**WRITTEN TASK:** Your answer should be a single number: the count of lines containing the string "will".
*** ENTRIES
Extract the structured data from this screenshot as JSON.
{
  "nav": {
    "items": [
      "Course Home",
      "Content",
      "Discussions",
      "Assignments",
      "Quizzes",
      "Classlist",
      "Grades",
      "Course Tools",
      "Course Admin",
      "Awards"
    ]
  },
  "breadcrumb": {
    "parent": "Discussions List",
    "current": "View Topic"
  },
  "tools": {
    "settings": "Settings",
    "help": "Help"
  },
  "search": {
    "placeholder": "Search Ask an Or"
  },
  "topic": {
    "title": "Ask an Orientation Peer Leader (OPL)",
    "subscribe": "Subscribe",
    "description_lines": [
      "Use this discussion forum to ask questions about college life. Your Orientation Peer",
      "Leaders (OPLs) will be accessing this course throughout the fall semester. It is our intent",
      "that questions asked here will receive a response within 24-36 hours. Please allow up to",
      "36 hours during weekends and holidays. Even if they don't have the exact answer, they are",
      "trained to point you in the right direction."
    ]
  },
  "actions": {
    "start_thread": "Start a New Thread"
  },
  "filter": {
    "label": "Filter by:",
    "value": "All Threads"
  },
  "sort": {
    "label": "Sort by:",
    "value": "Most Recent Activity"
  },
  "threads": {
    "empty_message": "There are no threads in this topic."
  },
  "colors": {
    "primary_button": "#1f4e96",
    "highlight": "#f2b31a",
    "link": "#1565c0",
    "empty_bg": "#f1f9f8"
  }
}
******
**WORKED SOLUTION:** 2